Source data
------------------------------------

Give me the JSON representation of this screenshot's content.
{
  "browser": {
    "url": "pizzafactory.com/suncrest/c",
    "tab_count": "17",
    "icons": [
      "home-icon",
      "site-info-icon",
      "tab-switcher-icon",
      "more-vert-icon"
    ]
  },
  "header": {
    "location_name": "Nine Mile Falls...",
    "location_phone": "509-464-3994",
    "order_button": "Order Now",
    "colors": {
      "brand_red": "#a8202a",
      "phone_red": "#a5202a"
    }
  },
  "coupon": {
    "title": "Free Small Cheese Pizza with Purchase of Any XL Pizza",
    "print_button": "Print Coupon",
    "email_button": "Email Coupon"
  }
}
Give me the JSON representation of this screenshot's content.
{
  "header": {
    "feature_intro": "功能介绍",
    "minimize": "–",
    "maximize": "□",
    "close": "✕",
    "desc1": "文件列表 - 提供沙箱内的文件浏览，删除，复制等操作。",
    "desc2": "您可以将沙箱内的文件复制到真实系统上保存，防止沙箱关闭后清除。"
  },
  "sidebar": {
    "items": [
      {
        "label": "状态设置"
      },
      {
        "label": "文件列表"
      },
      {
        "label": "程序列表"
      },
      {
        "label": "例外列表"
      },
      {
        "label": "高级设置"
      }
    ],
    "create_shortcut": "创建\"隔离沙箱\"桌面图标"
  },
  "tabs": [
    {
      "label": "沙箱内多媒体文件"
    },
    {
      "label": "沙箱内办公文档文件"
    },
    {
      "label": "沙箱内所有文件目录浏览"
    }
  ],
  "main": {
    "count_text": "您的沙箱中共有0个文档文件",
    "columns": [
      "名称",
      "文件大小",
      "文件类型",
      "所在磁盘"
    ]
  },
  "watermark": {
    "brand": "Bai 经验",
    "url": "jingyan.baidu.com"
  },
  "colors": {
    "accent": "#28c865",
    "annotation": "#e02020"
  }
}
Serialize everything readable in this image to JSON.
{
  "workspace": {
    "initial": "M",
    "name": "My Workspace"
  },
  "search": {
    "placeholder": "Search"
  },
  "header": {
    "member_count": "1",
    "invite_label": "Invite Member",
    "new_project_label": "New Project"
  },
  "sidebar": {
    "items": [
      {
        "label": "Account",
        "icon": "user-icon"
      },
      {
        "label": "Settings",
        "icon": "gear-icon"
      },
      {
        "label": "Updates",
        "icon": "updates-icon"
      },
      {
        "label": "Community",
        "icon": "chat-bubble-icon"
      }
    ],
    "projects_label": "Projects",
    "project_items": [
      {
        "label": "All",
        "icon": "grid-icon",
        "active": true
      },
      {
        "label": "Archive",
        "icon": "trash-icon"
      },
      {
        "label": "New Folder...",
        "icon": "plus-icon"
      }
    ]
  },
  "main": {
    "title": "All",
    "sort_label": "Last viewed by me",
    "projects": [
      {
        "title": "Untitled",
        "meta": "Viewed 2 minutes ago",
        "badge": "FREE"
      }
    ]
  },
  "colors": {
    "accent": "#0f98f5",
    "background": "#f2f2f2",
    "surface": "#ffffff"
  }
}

------------------------------------

■ **Task prompt**: Report each line in the data that holds the word "title".

■ **Reply**:
    "title": "Free Small Cheese Pizza with Purchase of Any XL Pizza",
    "title": "All",
        "title": "Untitled",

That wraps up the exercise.